- Saved entries:

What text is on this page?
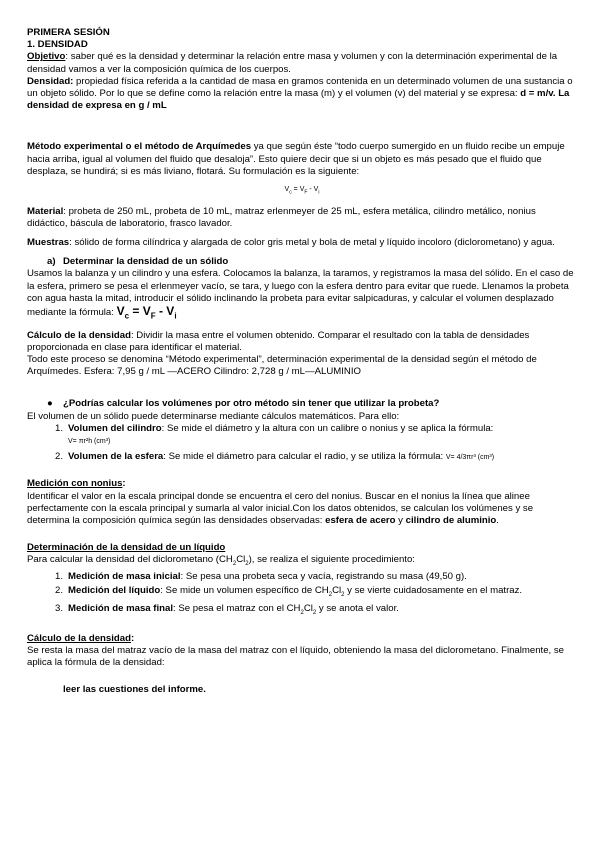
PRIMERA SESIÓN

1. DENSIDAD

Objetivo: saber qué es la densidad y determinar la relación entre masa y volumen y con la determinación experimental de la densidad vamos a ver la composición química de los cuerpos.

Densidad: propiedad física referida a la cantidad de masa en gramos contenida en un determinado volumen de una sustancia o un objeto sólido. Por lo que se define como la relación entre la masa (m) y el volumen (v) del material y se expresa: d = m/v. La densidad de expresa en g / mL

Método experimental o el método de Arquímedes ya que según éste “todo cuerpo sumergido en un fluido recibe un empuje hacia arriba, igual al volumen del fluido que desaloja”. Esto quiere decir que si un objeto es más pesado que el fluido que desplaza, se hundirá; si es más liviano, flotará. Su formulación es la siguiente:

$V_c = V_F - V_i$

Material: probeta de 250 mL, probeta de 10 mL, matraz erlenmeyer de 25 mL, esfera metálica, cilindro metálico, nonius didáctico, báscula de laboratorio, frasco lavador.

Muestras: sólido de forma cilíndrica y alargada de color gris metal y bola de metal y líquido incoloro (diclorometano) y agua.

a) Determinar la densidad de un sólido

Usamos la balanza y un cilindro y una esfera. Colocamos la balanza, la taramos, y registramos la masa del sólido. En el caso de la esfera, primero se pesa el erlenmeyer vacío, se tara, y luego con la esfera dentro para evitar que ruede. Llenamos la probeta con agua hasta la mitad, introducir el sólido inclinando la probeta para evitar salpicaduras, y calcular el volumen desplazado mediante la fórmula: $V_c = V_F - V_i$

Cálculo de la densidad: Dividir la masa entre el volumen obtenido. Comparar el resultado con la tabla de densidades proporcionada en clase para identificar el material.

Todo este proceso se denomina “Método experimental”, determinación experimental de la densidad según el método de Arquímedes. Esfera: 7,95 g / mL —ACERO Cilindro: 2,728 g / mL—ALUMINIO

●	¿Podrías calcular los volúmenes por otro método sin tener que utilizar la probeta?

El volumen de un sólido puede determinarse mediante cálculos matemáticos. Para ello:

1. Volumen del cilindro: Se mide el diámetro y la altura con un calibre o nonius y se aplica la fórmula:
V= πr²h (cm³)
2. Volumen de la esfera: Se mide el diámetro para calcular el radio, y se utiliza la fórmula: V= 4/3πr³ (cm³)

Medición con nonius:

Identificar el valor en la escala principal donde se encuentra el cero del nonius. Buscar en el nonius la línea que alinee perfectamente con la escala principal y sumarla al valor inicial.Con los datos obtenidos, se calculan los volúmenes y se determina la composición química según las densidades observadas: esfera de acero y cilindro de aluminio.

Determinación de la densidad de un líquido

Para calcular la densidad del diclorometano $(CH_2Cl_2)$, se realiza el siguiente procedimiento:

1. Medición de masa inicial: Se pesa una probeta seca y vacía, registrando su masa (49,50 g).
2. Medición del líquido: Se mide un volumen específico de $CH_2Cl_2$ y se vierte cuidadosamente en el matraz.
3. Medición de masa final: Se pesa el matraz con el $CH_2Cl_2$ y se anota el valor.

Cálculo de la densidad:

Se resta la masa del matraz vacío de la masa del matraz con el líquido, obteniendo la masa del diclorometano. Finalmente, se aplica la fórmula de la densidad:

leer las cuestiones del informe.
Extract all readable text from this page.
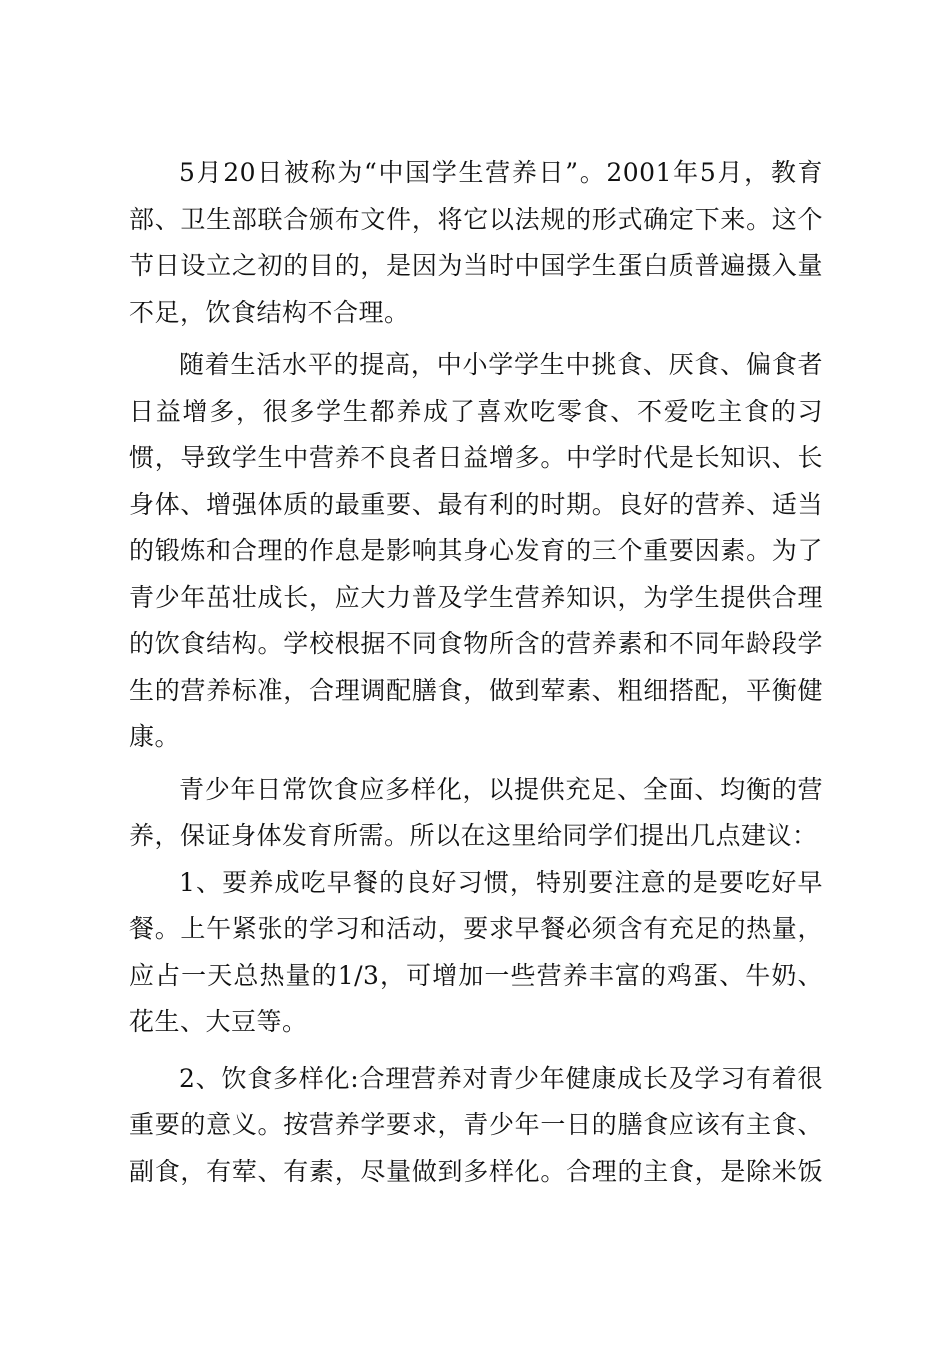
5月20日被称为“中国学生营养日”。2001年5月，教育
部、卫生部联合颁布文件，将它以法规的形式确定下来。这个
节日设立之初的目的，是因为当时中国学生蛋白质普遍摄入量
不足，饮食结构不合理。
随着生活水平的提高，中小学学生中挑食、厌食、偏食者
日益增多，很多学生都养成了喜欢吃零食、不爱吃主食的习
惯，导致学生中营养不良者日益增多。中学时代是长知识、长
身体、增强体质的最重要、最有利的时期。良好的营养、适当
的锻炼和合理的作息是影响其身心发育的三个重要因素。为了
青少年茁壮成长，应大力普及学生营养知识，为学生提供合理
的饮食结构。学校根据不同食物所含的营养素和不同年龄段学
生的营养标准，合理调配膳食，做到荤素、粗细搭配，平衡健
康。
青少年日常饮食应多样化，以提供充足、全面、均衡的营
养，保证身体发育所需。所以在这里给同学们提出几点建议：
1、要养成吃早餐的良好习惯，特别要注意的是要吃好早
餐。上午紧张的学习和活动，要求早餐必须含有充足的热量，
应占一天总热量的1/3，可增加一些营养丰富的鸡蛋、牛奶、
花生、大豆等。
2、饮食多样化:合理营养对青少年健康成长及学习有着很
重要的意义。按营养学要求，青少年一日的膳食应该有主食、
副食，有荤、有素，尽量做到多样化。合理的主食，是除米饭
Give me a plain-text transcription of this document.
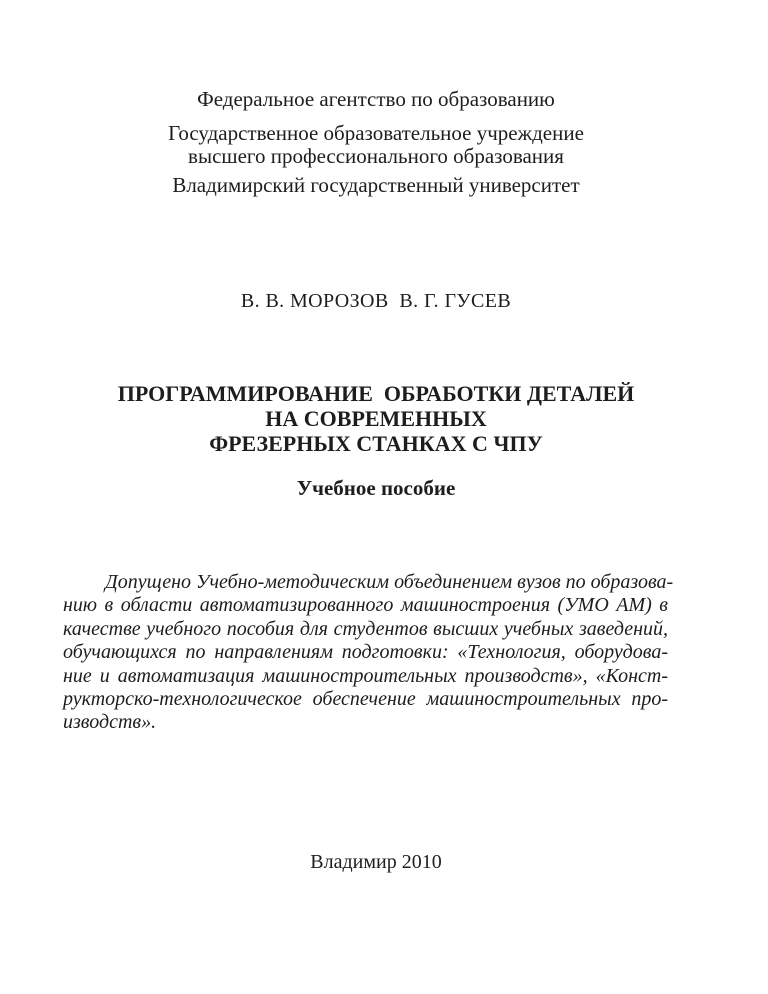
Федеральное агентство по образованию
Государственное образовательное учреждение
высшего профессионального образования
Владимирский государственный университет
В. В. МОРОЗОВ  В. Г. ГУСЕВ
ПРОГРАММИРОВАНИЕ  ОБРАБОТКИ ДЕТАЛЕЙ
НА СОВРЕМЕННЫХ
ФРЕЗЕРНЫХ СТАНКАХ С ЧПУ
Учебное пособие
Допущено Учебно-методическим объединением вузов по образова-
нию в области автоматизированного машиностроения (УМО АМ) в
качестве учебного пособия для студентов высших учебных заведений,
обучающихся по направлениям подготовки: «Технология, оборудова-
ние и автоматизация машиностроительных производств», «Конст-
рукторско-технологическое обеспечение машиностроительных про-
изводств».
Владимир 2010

...

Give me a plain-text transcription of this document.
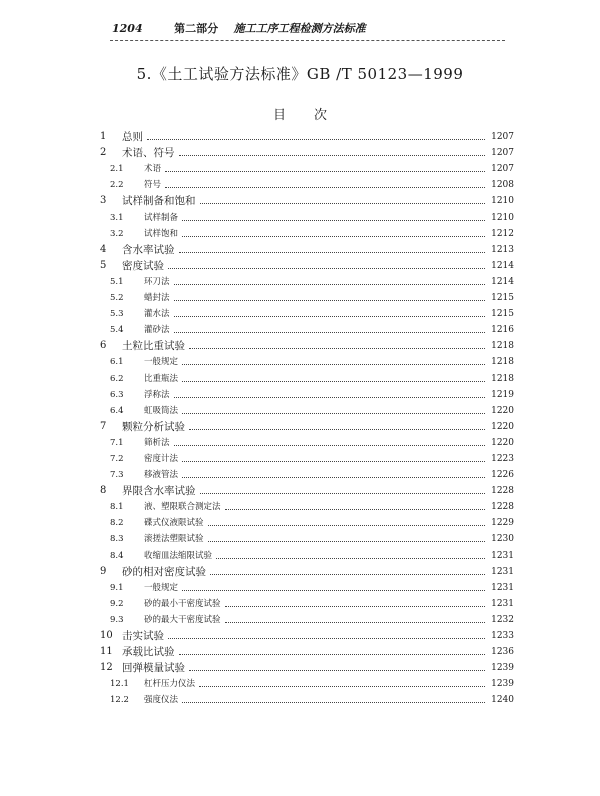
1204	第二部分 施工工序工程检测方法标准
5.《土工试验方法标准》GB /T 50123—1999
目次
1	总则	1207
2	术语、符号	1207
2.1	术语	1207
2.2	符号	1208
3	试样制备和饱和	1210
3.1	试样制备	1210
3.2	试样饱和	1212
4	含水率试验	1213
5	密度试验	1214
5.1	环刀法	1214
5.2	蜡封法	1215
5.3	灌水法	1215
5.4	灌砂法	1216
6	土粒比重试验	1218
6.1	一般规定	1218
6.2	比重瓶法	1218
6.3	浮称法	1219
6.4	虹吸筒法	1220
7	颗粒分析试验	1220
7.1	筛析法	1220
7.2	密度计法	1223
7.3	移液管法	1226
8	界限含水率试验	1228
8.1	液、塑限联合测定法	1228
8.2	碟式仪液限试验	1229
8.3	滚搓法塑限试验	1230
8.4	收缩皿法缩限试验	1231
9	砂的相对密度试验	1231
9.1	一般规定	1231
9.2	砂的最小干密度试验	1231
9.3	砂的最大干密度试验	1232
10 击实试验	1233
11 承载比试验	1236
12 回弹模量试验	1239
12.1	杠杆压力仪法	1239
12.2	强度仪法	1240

--

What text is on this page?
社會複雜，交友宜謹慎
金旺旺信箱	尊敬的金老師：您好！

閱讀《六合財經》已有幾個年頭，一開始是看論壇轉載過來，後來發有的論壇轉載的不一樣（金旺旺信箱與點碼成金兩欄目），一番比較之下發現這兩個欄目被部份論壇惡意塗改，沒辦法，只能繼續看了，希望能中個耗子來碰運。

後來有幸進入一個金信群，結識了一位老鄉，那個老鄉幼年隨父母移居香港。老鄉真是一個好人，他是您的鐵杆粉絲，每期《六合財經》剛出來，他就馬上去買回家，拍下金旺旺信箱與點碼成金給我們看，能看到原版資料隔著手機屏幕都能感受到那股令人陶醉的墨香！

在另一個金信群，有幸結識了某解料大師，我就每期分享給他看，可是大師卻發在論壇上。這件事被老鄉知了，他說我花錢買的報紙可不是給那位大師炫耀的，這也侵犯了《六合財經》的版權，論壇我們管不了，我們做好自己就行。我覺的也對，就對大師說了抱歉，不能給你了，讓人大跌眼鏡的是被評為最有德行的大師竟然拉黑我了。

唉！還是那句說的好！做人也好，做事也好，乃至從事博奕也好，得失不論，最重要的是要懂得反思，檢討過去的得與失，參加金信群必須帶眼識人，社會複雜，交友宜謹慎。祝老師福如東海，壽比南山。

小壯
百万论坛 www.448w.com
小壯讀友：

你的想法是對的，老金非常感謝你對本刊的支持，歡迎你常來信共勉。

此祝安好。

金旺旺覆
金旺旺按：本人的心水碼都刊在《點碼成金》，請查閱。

- What you have to do: The word "volúmenes" may appear on some lines of these records; state how many such lines there are, and nothing else.

- Result for this exercise: 2